▸ **WHAT IS NEEDED**:
Print exactly the lines from the one containing "Convert this screenshot" through the last line of the listing, both included.
-----
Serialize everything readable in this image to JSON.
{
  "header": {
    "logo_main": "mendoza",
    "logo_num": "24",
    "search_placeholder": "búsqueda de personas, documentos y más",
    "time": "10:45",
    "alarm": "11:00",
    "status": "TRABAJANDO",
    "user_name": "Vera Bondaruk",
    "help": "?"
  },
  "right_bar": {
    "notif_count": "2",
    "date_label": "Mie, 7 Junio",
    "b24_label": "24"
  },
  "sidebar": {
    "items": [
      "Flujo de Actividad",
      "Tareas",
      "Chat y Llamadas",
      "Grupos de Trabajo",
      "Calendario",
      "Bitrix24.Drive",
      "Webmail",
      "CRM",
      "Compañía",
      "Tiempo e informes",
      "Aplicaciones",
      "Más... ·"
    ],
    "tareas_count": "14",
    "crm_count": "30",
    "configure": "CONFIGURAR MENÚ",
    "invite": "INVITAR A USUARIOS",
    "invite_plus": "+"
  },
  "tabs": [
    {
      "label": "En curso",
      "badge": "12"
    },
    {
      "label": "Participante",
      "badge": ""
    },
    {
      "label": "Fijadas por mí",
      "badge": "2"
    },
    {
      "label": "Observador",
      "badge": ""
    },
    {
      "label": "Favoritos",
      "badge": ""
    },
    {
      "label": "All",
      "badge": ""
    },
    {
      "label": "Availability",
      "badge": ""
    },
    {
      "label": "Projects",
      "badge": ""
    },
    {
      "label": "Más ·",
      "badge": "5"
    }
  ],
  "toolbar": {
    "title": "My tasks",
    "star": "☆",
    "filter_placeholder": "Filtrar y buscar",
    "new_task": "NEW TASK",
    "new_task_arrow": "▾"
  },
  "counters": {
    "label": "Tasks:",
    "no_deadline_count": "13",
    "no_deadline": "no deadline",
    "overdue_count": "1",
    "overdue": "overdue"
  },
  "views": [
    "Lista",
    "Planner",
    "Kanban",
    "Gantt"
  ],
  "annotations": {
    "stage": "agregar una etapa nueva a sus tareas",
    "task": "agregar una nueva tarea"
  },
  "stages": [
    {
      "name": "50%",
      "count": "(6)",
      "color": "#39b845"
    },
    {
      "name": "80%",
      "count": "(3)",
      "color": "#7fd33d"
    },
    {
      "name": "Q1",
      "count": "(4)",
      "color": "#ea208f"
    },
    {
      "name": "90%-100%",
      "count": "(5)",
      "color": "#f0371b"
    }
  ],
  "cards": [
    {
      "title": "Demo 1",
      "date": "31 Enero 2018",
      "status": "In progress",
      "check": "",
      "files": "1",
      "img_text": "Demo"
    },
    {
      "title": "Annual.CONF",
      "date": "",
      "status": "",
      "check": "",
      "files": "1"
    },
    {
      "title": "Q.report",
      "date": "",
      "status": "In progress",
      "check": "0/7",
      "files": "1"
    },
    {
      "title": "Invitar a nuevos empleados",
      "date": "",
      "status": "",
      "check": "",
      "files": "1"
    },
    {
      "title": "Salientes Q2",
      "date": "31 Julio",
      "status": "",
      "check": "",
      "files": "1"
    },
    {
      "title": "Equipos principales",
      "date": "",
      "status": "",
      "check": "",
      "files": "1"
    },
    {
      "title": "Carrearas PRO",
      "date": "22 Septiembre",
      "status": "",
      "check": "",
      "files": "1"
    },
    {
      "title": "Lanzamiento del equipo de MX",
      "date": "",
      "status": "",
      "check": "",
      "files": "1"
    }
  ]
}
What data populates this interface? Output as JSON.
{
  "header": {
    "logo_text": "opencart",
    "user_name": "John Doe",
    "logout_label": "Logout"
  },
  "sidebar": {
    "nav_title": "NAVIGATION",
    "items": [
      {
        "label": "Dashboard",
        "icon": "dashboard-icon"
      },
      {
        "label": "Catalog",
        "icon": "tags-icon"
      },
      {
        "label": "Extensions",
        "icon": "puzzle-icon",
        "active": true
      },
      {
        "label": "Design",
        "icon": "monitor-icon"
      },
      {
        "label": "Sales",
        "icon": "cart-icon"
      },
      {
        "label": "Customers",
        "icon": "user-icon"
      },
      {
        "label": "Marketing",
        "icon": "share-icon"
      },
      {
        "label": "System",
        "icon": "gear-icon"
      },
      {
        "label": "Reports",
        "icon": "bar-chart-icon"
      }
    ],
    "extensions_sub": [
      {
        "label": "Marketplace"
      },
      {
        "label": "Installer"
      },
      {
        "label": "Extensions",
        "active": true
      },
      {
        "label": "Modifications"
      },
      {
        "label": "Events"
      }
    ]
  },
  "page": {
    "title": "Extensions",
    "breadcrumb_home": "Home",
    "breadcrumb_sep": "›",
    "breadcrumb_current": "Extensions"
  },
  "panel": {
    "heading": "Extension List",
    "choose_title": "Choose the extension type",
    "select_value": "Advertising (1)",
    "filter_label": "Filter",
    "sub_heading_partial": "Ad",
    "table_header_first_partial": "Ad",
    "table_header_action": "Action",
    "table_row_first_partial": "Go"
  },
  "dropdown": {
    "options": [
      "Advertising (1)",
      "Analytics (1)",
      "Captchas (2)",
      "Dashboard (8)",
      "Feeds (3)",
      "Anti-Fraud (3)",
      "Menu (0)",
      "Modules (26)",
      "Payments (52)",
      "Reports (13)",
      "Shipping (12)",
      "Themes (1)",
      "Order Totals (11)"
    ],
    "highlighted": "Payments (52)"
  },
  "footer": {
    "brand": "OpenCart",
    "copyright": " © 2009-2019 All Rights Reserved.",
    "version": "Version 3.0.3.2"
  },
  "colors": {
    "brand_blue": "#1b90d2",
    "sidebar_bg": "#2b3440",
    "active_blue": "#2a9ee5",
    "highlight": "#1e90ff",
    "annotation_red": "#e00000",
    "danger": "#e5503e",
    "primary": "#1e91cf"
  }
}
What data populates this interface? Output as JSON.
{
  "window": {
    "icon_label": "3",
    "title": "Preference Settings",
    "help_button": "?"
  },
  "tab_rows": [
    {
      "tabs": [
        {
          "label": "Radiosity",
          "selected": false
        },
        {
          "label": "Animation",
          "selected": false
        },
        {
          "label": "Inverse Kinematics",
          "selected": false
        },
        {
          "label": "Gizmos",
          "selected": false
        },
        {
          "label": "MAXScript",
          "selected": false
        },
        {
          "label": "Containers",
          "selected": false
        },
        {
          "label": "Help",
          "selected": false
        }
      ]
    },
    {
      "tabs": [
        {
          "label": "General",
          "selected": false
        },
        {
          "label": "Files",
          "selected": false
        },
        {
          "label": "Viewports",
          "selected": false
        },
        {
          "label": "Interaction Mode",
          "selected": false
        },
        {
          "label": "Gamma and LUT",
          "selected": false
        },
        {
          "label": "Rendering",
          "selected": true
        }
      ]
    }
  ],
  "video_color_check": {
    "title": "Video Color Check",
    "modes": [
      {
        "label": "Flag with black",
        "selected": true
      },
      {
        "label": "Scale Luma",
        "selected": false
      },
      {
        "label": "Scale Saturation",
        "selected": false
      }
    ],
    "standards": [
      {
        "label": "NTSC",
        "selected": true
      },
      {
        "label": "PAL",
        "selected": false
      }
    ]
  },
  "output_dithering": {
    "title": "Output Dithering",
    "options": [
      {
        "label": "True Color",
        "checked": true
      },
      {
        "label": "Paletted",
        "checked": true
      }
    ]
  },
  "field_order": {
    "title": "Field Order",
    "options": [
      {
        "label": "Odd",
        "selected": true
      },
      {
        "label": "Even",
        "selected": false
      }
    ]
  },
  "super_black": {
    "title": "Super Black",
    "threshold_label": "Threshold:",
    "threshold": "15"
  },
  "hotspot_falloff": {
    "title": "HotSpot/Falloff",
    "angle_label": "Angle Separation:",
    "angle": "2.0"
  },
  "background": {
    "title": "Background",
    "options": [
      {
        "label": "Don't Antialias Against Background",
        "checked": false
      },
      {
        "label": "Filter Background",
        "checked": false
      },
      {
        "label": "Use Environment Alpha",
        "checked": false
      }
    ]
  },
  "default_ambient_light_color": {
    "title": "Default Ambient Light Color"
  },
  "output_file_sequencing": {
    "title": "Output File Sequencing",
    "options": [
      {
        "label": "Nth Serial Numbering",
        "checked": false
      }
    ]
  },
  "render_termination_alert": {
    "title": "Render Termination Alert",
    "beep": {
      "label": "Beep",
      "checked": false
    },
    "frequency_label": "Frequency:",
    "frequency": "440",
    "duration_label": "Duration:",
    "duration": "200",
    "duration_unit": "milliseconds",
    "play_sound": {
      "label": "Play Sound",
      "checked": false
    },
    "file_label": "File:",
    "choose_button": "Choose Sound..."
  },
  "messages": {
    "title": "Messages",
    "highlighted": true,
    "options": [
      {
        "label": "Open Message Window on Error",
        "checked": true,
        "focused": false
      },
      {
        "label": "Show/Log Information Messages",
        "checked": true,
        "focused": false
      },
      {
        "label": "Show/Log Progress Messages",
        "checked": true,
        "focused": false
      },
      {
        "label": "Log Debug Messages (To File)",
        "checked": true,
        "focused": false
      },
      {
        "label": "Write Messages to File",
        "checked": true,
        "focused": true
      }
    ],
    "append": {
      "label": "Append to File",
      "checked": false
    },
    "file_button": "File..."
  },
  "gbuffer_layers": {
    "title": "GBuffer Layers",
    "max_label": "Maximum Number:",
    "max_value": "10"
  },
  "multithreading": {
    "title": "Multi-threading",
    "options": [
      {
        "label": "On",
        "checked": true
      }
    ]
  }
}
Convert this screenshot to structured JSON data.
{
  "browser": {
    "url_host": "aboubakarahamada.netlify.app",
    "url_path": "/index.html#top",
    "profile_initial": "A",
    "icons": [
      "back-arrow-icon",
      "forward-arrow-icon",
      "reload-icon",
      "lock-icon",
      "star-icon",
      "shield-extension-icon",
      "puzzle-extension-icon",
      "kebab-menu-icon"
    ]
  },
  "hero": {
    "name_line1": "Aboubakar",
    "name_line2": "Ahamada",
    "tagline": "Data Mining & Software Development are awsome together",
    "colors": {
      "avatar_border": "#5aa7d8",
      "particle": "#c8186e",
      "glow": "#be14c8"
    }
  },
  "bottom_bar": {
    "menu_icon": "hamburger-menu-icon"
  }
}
-----
▸ **TASK RESPONSE**:
Convert this screenshot to structured JSON data.
{
  "browser": {
    "url_host": "aboubakarahamada.netlify.app",
    "url_path": "/index.html#top",
    "profile_initial": "A",
    "icons": [
      "back-arrow-icon",
      "forward-arrow-icon",
      "reload-icon",
      "lock-icon",
      "star-icon",
      "shield-extension-icon",
      "puzzle-extension-icon",
      "kebab-menu-icon"
    ]
  },
  "hero": {
    "name_line1": "Aboubakar",
    "name_line2": "Ahamada",
    "tagline": "Data Mining & Software Development are awsome together",
    "colors": {
      "avatar_border": "#5aa7d8",
      "particle": "#c8186e",
      "glow": "#be14c8"
    }
  },
  "bottom_bar": {
    "menu_icon": "hamburger-menu-icon"
  }
}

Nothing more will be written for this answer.